Problem details:
Output the lines from the one with "data-label: 17.053 <box>85 191 101 197</box>" to the one with "right-axis: 0 500", unchanged and in their original order.

Extracted information:

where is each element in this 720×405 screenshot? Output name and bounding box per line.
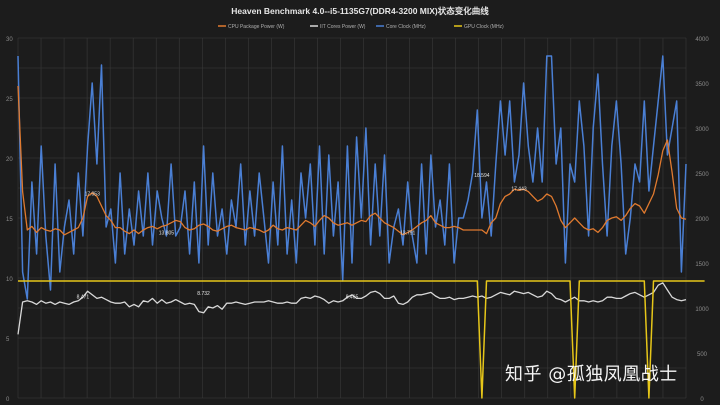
data-label: 17.053 <box>85 191 101 197</box>
legend-label: IIT Cores Power (W) <box>320 24 366 30</box>
data-label: 18.594 <box>474 173 490 179</box>
right-axis-tick-label: 1500 <box>695 262 709 268</box>
annotation-layer: 17.053 13.805 8.471 8.732 8.465 13.791 18.594 1… <box>77 173 527 301</box>
series-layer <box>17 55 705 399</box>
data-label: 13.791 <box>400 231 416 237</box>
right-axis-tick-label: 2000 <box>695 217 709 223</box>
data-label: 13.805 <box>159 230 175 236</box>
series-line <box>17 282 687 335</box>
right-axis-tick-label: 500 <box>697 352 708 358</box>
right-axis-tick-label: 0 <box>700 397 704 403</box>
right-axis: 0 500 1000 1500 2000 2500 3000 3500 4000 <box>695 37 709 403</box>
series-line <box>17 55 687 300</box>
right-axis-tick-label: 2500 <box>695 172 709 178</box>
right-axis-tick-label: 4000 <box>695 37 709 43</box>
legend-label: CPU Package Power (W) <box>228 24 285 30</box>
data-label: 8.465 <box>346 294 359 300</box>
right-axis-tick-label: 1000 <box>695 307 709 313</box>
left-axis-tick-label: 20 <box>6 157 13 163</box>
left-axis-tick-label: 15 <box>6 217 13 223</box>
left-axis-tick-label: 25 <box>6 97 13 103</box>
series-line <box>18 280 705 399</box>
series-line <box>17 85 687 236</box>
left-axis-tick-label: 0 <box>6 397 10 403</box>
data-label: 8.471 <box>77 294 90 300</box>
right-axis-tick-label: 3000 <box>695 127 709 133</box>
chart-title: Heaven Benchmark 4.0--i5-1135G7(DDR4-320… <box>231 6 489 16</box>
left-axis: 0 5 10 15 20 25 30 <box>6 37 13 403</box>
left-axis-tick-label: 10 <box>6 277 13 283</box>
left-axis-tick-label: 5 <box>6 337 10 343</box>
watermark: 知乎 @孤独凤凰战士 <box>505 364 678 385</box>
data-label: 8.732 <box>197 291 210 297</box>
left-axis-tick-label: 30 <box>6 37 13 43</box>
right-axis-tick-label: 3500 <box>695 82 709 88</box>
data-label: 17.443 <box>511 187 527 193</box>
legend-label: GPU Clock (MHz) <box>464 24 504 30</box>
legend-label: Core Clock (MHz) <box>386 24 426 30</box>
legend: CPU Package Power (W) IIT Cores Power (W)… <box>218 24 504 30</box>
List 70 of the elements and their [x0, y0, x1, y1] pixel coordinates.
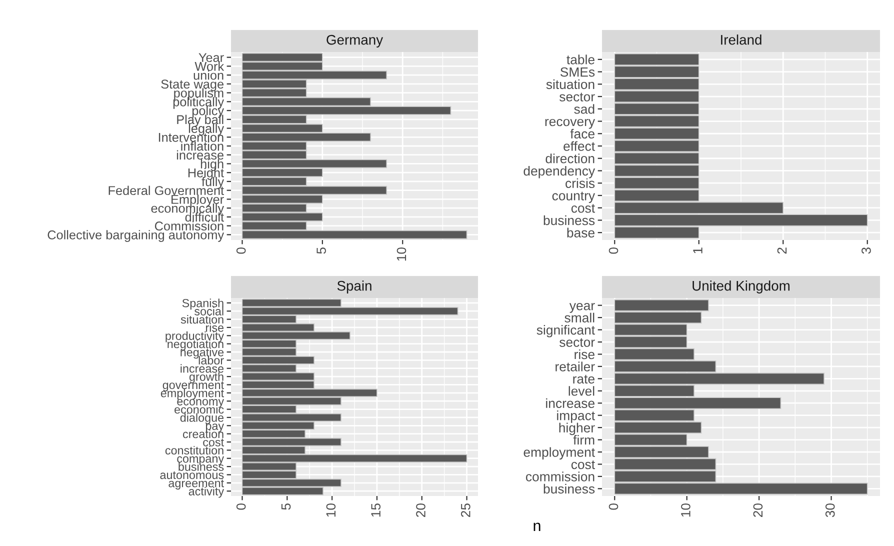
chart-title: Germany [326, 34, 384, 48]
y-tick-label: sad [574, 104, 594, 114]
y-tick-label: Work [194, 62, 224, 71]
y-tick-label: commission [526, 472, 594, 482]
x-tick-label: 1 [693, 248, 702, 254]
x-tick-label: 0 [608, 503, 618, 510]
x-tick-label: 0 [236, 503, 246, 510]
y-tick-label: rise [206, 323, 224, 332]
x-tick-label: 5 [316, 247, 326, 254]
y-tick-label: business [544, 484, 595, 494]
y-tick-label: cost [203, 438, 224, 446]
y-tick-label: table [566, 54, 594, 64]
y-tick-label: sector [559, 338, 595, 347]
chart-title: Spain [337, 280, 372, 294]
y-tick-label: inflation [181, 141, 224, 151]
y-tick-label: SMEs [560, 67, 595, 77]
y-tick-label: small [564, 312, 594, 322]
y-tick-label: sector [559, 92, 595, 102]
x-tick-label: 2 [777, 248, 787, 254]
y-tick-label: significant [536, 324, 595, 338]
y-tick-label: increase [180, 364, 224, 373]
y-tick-label: impact [557, 410, 595, 423]
y-tick-label: cost [571, 460, 595, 470]
y-tick-label: country [552, 192, 596, 203]
y-tick-label: higher [559, 422, 595, 436]
x-tick-label: 0 [236, 247, 246, 254]
x-tick-label: 10 [681, 503, 690, 517]
y-tick-label: increase [176, 150, 224, 160]
x-tick-label: 3 [862, 248, 871, 254]
x-tick-label: 0 [608, 247, 618, 254]
y-tick-label: increase [546, 398, 594, 408]
y-tick-label: rate [573, 374, 594, 384]
y-tick-label: year [569, 303, 595, 313]
x-tick-label: 10 [326, 503, 336, 517]
y-tick-label: Collective bargaining autonomy [48, 230, 224, 242]
y-tick-label: constitution [165, 446, 224, 455]
y-tick-label: employment [160, 388, 224, 400]
x-tick-label: 5 [281, 503, 291, 510]
y-tick-label: level [568, 386, 594, 396]
y-tick-label: union [194, 70, 224, 80]
x-axis-title: n [534, 522, 540, 531]
y-tick-label: rise [574, 349, 594, 360]
x-tick-label: 25 [460, 503, 470, 517]
x-tick-label: 15 [371, 503, 380, 517]
y-tick-label: business [544, 215, 595, 226]
y-tick-label: Commission [154, 221, 224, 231]
y-tick-label: crisis [566, 178, 595, 188]
y-tick-label: situation [180, 315, 224, 324]
y-tick-label: direction [546, 154, 594, 164]
y-tick-label: government [162, 381, 224, 392]
y-tick-label: effect [564, 141, 595, 151]
y-tick-label: situation [546, 79, 594, 90]
y-tick-label: dependency [524, 166, 596, 178]
y-tick-label: autonomous [160, 471, 224, 480]
y-tick-label: employment [524, 447, 595, 460]
y-tick-label: Year [198, 53, 224, 62]
x-tick-label: 30 [825, 503, 835, 518]
x-tick-label: 10 [396, 247, 406, 261]
x-tick-label: 20 [753, 503, 763, 517]
y-tick-label: cost [571, 204, 595, 213]
x-tick-label: 20 [416, 503, 426, 517]
y-tick-label: retailer [556, 362, 595, 372]
y-tick-label: growth [189, 372, 224, 384]
chart-title: Ireland [721, 34, 762, 45]
y-tick-label: recovery [545, 118, 596, 129]
chart-title: United Kingdom [692, 280, 790, 294]
y-tick-label: base [567, 228, 594, 238]
y-tick-label: firm [573, 434, 594, 445]
y-tick-label: dialogue [180, 413, 224, 424]
y-tick-label: face [570, 128, 594, 139]
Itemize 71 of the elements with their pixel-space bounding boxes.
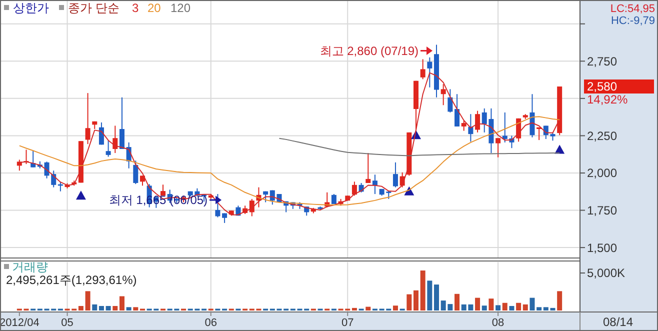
bar [522,304,528,310]
text: 120 [170,1,191,15]
text: HC:-9,79 [610,15,655,27]
candlestick [85,92,90,145]
bar [536,307,542,310]
text: 20 [148,1,162,15]
bar [488,298,494,310]
bar [557,291,562,310]
bar [406,294,412,310]
bar [85,291,90,310]
bar [454,294,460,310]
candlestick [215,194,220,218]
bar [133,307,138,310]
x-tick-label: 06 [204,317,217,329]
bar [509,306,514,310]
y-tick-label: 1,750 [587,203,618,218]
candlestick [352,181,357,196]
bar [516,302,522,310]
bar [502,302,508,310]
bar [392,306,398,310]
bar [366,306,371,310]
bar [106,306,111,310]
bar [496,305,501,310]
x-tick-label: 08 [492,317,504,329]
candlestick [112,125,118,154]
text: 14,92% [587,92,628,107]
x-tick-label: 05 [61,317,74,329]
candlestick [119,96,124,150]
bar [92,304,98,310]
point [76,190,86,200]
candlestick [454,94,460,127]
x-tick-label: 2012/04 [0,317,40,329]
bar [78,306,84,310]
annotation: 2,495,261주(1,293,61%) [6,273,137,287]
bar [427,280,432,310]
bar [420,270,426,310]
candlestick [448,88,453,113]
candlestick [392,162,398,188]
bar [119,296,124,310]
bar [112,306,118,310]
bar [530,298,535,310]
chart-title: 거래량 [12,260,48,274]
annotation: 최고 2,860 (07/19) [320,44,419,58]
y-tick-label: 2,750 [587,54,618,68]
candlestick [475,110,480,133]
y-tick-label: 2,250 [587,128,618,143]
bar [413,290,418,310]
text: 3 [132,1,139,15]
bar [126,307,132,310]
candlestick [106,140,111,158]
bar [482,306,487,310]
x-tick-label: 07 [341,317,354,329]
text: 상한가 [13,1,49,15]
y-tick-label: 1,500 [587,240,618,255]
text: 2,580 [587,80,618,94]
y-tick-label: 2,000 [587,166,618,180]
candlestick [461,120,466,132]
candlestick [496,138,501,158]
candlestick [133,160,138,185]
bar [475,298,480,310]
candlestick [420,58,426,80]
bar [434,284,440,310]
bar [98,306,104,310]
candlestick [366,152,371,184]
candlestick [440,84,446,106]
candlestick [427,56,432,88]
text: LC:54,95 [610,3,655,15]
legend-title: 종가 단순 [68,1,120,15]
candlestick [140,175,145,186]
text: 5,000K [587,266,626,280]
text: 08/14 [602,315,634,329]
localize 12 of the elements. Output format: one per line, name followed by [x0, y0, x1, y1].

Completed exercise:
data-label: 17.053 <box>85 191 101 197</box>
legend-label: IIT Cores Power (W) <box>320 24 366 30</box>
data-label: 18.594 <box>474 173 490 179</box>
right-axis-tick-label: 1500 <box>695 262 709 268</box>
annotation-layer: 17.053 13.805 8.471 8.732 8.465 13.791 18.594 1… <box>77 173 527 301</box>
series-layer <box>17 55 705 399</box>
data-label: 13.791 <box>400 231 416 237</box>
right-axis-tick-label: 2000 <box>695 217 709 223</box>
data-label: 13.805 <box>159 230 175 236</box>
series-line <box>17 282 687 335</box>
right-axis-tick-label: 500 <box>697 352 708 358</box>
right-axis-tick-label: 0 <box>700 397 704 403</box>
right-axis: 0 500 1000 1500 2000 2500 3000 3500 4000 <box>695 37 709 403</box>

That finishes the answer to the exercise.